__Work required__
Quote every line below exactly and skip any picture.

Excerpts from a figure dataset
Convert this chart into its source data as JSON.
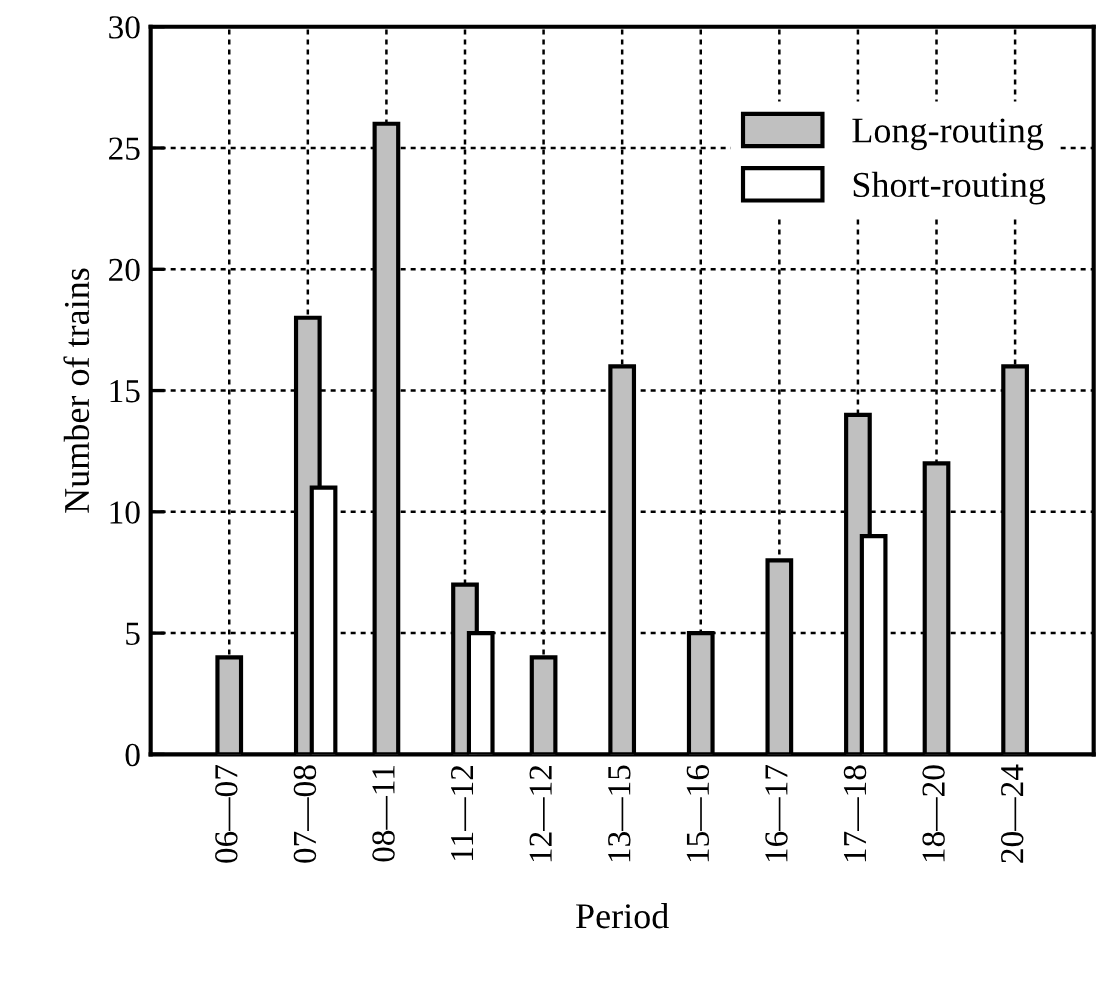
{
  "chart_data": {
    "type": "bar",
    "xlabel": "Period",
    "ylabel": "Number of trains",
    "categories": [
      "06—07",
      "07—08",
      "08—11",
      "11—12",
      "12—12",
      "13—15",
      "15—16",
      "16—17",
      "17—18",
      "18—20",
      "20—24"
    ],
    "series": [
      {
        "name": "Long-routing",
        "color": "#c0c0c0",
        "values": [
          4,
          18,
          26,
          7,
          4,
          16,
          5,
          8,
          14,
          12,
          16
        ]
      },
      {
        "name": "Short-routing",
        "color": "#ffffff",
        "values": [
          null,
          11,
          null,
          5,
          null,
          null,
          null,
          null,
          9,
          null,
          null
        ]
      }
    ],
    "ylim": [
      0,
      30
    ],
    "yticks": [
      0,
      5,
      10,
      15,
      20,
      25,
      30
    ],
    "grid": true,
    "legend": "top right"
  }
}
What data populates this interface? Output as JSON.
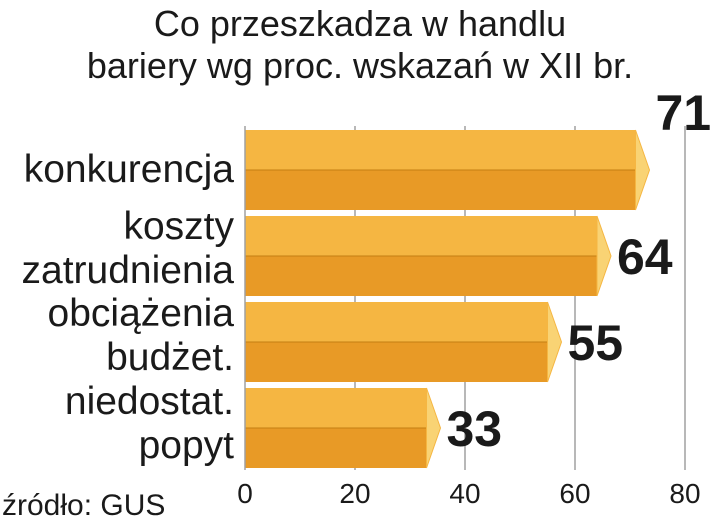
{
  "chart_data": {
    "type": "bar",
    "orientation": "horizontal",
    "title_line1": "Co przeszkadza w handlu",
    "title_line2": "bariery wg proc. wskazań w XII br.",
    "categories": [
      [
        "konkurencja"
      ],
      [
        "koszty",
        "zatrudnienia"
      ],
      [
        "obciążenia",
        "budżet."
      ],
      [
        "niedostat.",
        "popyt"
      ]
    ],
    "values": [
      71,
      64,
      55,
      33
    ],
    "xticks": [
      0,
      20,
      40,
      60,
      80
    ],
    "xlim": [
      0,
      80
    ],
    "grid": true,
    "source": "źródło: GUS",
    "colors": {
      "bar_top": "#F5B642",
      "bar_bottom": "#E89A26",
      "bar_cap": "#F9D374",
      "bar_edge": "#C47D12",
      "grid": "#A0A0A0"
    }
  }
}
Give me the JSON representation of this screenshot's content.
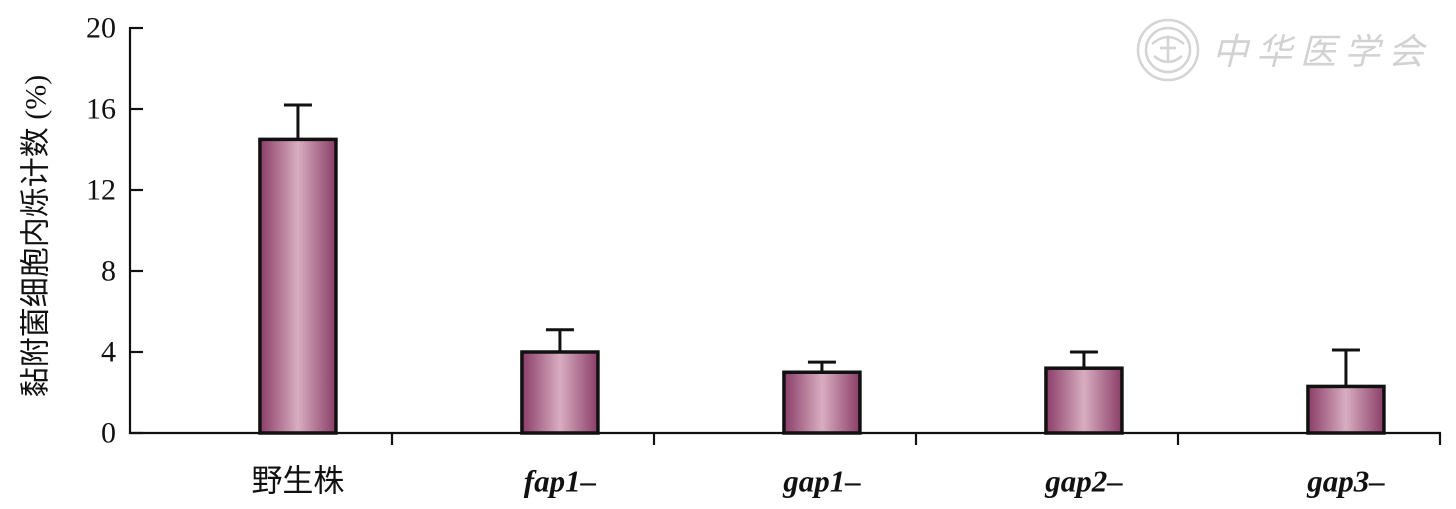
{
  "watermark": {
    "text": "中华医学会"
  },
  "colors": {
    "bar_edge": "#8b3d68",
    "bar_center": "#d8adc0",
    "stroke": "#111111"
  },
  "chart_data": {
    "type": "bar",
    "categories": [
      "野生株",
      "fap1–",
      "gap1–",
      "gap2–",
      "gap3–"
    ],
    "values": [
      14.5,
      4.0,
      3.0,
      3.2,
      2.3
    ],
    "errors": [
      1.7,
      1.1,
      0.5,
      0.8,
      1.8
    ],
    "ylabel": "黏附菌细胞内烁计数 (%)",
    "ylim": [
      0,
      20
    ],
    "yticks": [
      0,
      4,
      8,
      12,
      16,
      20
    ],
    "grid": false,
    "legend": "none"
  }
}
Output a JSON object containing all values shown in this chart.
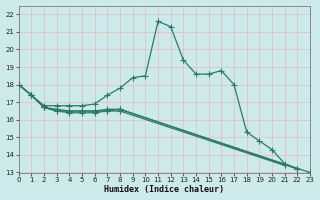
{
  "xlabel": "Humidex (Indice chaleur)",
  "background_color": "#cceaea",
  "grid_color": "#e8b8b8",
  "line_color": "#2a7a6a",
  "xlim": [
    0,
    23
  ],
  "ylim": [
    13,
    22.5
  ],
  "yticks": [
    13,
    14,
    15,
    16,
    17,
    18,
    19,
    20,
    21,
    22
  ],
  "xticks": [
    0,
    1,
    2,
    3,
    4,
    5,
    6,
    7,
    8,
    9,
    10,
    11,
    12,
    13,
    14,
    15,
    16,
    17,
    18,
    19,
    20,
    21,
    22,
    23
  ],
  "curves": [
    {
      "x": [
        0,
        1,
        2,
        3,
        4,
        5,
        6,
        7,
        8,
        9,
        10,
        11,
        12,
        13,
        14,
        15,
        16,
        17,
        18,
        19,
        20,
        21,
        22
      ],
      "y": [
        18.0,
        17.4,
        16.8,
        16.8,
        16.8,
        16.8,
        16.9,
        17.4,
        17.8,
        18.4,
        18.5,
        21.6,
        21.3,
        19.4,
        18.6,
        18.6,
        18.8,
        18.0,
        15.3,
        14.8,
        14.3,
        13.5,
        13.2
      ],
      "markers_at": [
        0,
        1,
        2,
        3,
        4,
        5,
        6,
        7,
        8,
        9,
        10,
        11,
        12,
        13,
        14,
        15,
        16,
        17,
        18,
        19,
        20,
        21,
        22
      ]
    },
    {
      "x": [
        0,
        1,
        2,
        3,
        4,
        5,
        6,
        7,
        8,
        23
      ],
      "y": [
        18.0,
        17.4,
        16.7,
        16.6,
        16.5,
        16.5,
        16.5,
        16.6,
        16.6,
        13.0
      ],
      "markers_at": [
        0,
        1,
        2,
        3,
        4,
        5,
        6,
        7,
        8,
        23
      ]
    },
    {
      "x": [
        0,
        1,
        2,
        3,
        4,
        5,
        6,
        7,
        8,
        22
      ],
      "y": [
        18.0,
        17.4,
        16.7,
        16.5,
        16.5,
        16.5,
        16.5,
        16.5,
        16.6,
        13.2
      ],
      "markers_at": [
        0,
        1,
        2,
        3,
        4,
        5,
        6,
        7,
        8,
        22
      ]
    },
    {
      "x": [
        0,
        1,
        2,
        3,
        4,
        5,
        6,
        7,
        8,
        21
      ],
      "y": [
        18.0,
        17.4,
        16.7,
        16.5,
        16.4,
        16.4,
        16.4,
        16.5,
        16.5,
        13.4
      ],
      "markers_at": [
        0,
        1,
        2,
        3,
        4,
        5,
        6,
        7,
        8,
        21
      ]
    }
  ]
}
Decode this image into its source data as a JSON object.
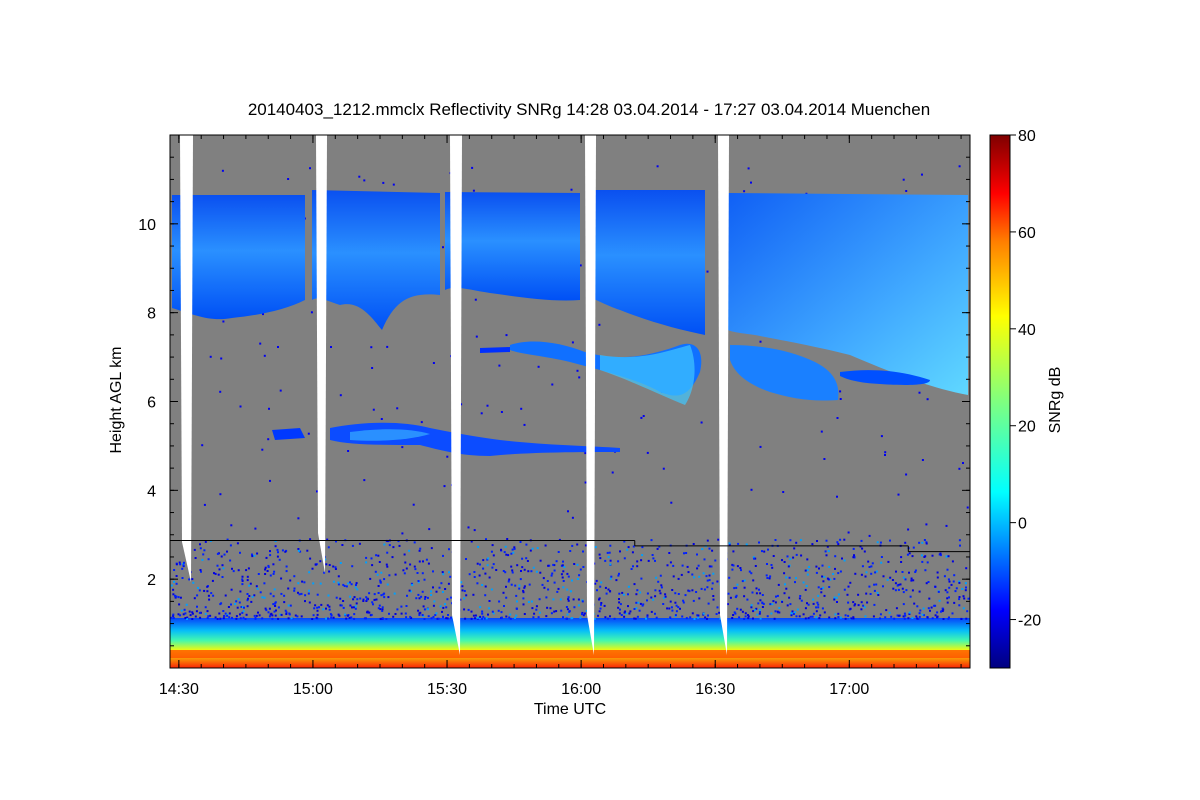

__Written solution__
Convert this chart into its source data as JSON.
{
  "chart_data": {
    "type": "bar",
    "xlabel": "Period",
    "ylabel": "Number of trains",
    "categories": [
      "06—07",
      "07—08",
      "08—11",
      "11—12",
      "12—12",
      "13—15",
      "15—16",
      "16—17",
      "17—18",
      "18—20",
      "20—24"
    ],
    "series": [
      {
        "name": "Long-routing",
        "color": "#c0c0c0",
        "values": [
          4,
          18,
          26,
          7,
          4,
          16,
          5,
          8,
          14,
          12,
          16
        ]
      },
      {
        "name": "Short-routing",
        "color": "#ffffff",
        "values": [
          null,
          11,
          null,
          5,
          null,
          null,
          null,
          null,
          9,
          null,
          null
        ]
      }
    ],
    "ylim": [
      0,
      30
    ],
    "yticks": [
      0,
      5,
      10,
      15,
      20,
      25,
      30
    ],
    "grid": true,
    "legend": "top right"
  }
}
What data populates this interface? Output as JSON.
{
  "chart_data": {
    "type": "bar",
    "orientation": "horizontal",
    "title_line1": "Co przeszkadza w handlu",
    "title_line2": "bariery wg proc. wskazań w XII br.",
    "categories": [
      [
        "konkurencja"
      ],
      [
        "koszty",
        "zatrudnienia"
      ],
      [
        "obciążenia",
        "budżet."
      ],
      [
        "niedostat.",
        "popyt"
      ]
    ],
    "values": [
      71,
      64,
      55,
      33
    ],
    "xticks": [
      0,
      20,
      40,
      60,
      80
    ],
    "xlim": [
      0,
      80
    ],
    "grid": true,
    "source": "źródło: GUS",
    "colors": {
      "bar_top": "#F5B642",
      "bar_bottom": "#E89A26",
      "bar_cap": "#F9D374",
      "bar_edge": "#C47D12",
      "grid": "#A0A0A0"
    }
  }
}
Give me the JSON representation of this screenshot's content.
{
  "watermark": {
    "text": "中华医学会"
  },
  "colors": {
    "bar_edge": "#8b3d68",
    "bar_center": "#d8adc0",
    "stroke": "#111111"
  },
  "chart_data": {
    "type": "bar",
    "categories": [
      "野生株",
      "fap1–",
      "gap1–",
      "gap2–",
      "gap3–"
    ],
    "values": [
      14.5,
      4.0,
      3.0,
      3.2,
      2.3
    ],
    "errors": [
      1.7,
      1.1,
      0.5,
      0.8,
      1.8
    ],
    "ylabel": "黏附菌细胞内烁计数 (%)",
    "ylim": [
      0,
      20
    ],
    "yticks": [
      0,
      4,
      8,
      12,
      16,
      20
    ],
    "grid": false,
    "legend": "none"
  }
}
Output a JSON object containing all values shown in this chart.
{
  "xlabel": "Humidex (Indice chaleur)",
  "background_color": "#cceaea",
  "grid_color": "#e8b8b8",
  "line_color": "#2a7a6a",
  "xlim": [
    0,
    23
  ],
  "ylim": [
    13,
    22.5
  ],
  "yticks": [
    13,
    14,
    15,
    16,
    17,
    18,
    19,
    20,
    21,
    22
  ],
  "xticks": [
    0,
    1,
    2,
    3,
    4,
    5,
    6,
    7,
    8,
    9,
    10,
    11,
    12,
    13,
    14,
    15,
    16,
    17,
    18,
    19,
    20,
    21,
    22,
    23
  ],
  "curves": [
    {
      "x": [
        0,
        1,
        2,
        3,
        4,
        5,
        6,
        7,
        8,
        9,
        10,
        11,
        12,
        13,
        14,
        15,
        16,
        17,
        18,
        19,
        20,
        21,
        22
      ],
      "y": [
        18.0,
        17.4,
        16.8,
        16.8,
        16.8,
        16.8,
        16.9,
        17.4,
        17.8,
        18.4,
        18.5,
        21.6,
        21.3,
        19.4,
        18.6,
        18.6,
        18.8,
        18.0,
        15.3,
        14.8,
        14.3,
        13.5,
        13.2
      ],
      "markers_at": [
        0,
        1,
        2,
        3,
        4,
        5,
        6,
        7,
        8,
        9,
        10,
        11,
        12,
        13,
        14,
        15,
        16,
        17,
        18,
        19,
        20,
        21,
        22
      ]
    },
    {
      "x": [
        0,
        1,
        2,
        3,
        4,
        5,
        6,
        7,
        8,
        23
      ],
      "y": [
        18.0,
        17.4,
        16.7,
        16.6,
        16.5,
        16.5,
        16.5,
        16.6,
        16.6,
        13.0
      ],
      "markers_at": [
        0,
        1,
        2,
        3,
        4,
        5,
        6,
        7,
        8,
        23
      ]
    },
    {
      "x": [
        0,
        1,
        2,
        3,
        4,
        5,
        6,
        7,
        8,
        22
      ],
      "y": [
        18.0,
        17.4,
        16.7,
        16.5,
        16.5,
        16.5,
        16.5,
        16.5,
        16.6,
        13.2
      ],
      "markers_at": [
        0,
        1,
        2,
        3,
        4,
        5,
        6,
        7,
        8,
        22
      ]
    },
    {
      "x": [
        0,
        1,
        2,
        3,
        4,
        5,
        6,
        7,
        8,
        21
      ],
      "y": [
        18.0,
        17.4,
        16.7,
        16.5,
        16.4,
        16.4,
        16.4,
        16.5,
        16.5,
        13.4
      ],
      "markers_at": [
        0,
        1,
        2,
        3,
        4,
        5,
        6,
        7,
        8,
        21
      ]
    }
  ]
}
Decode this image into its source data as a JSON object.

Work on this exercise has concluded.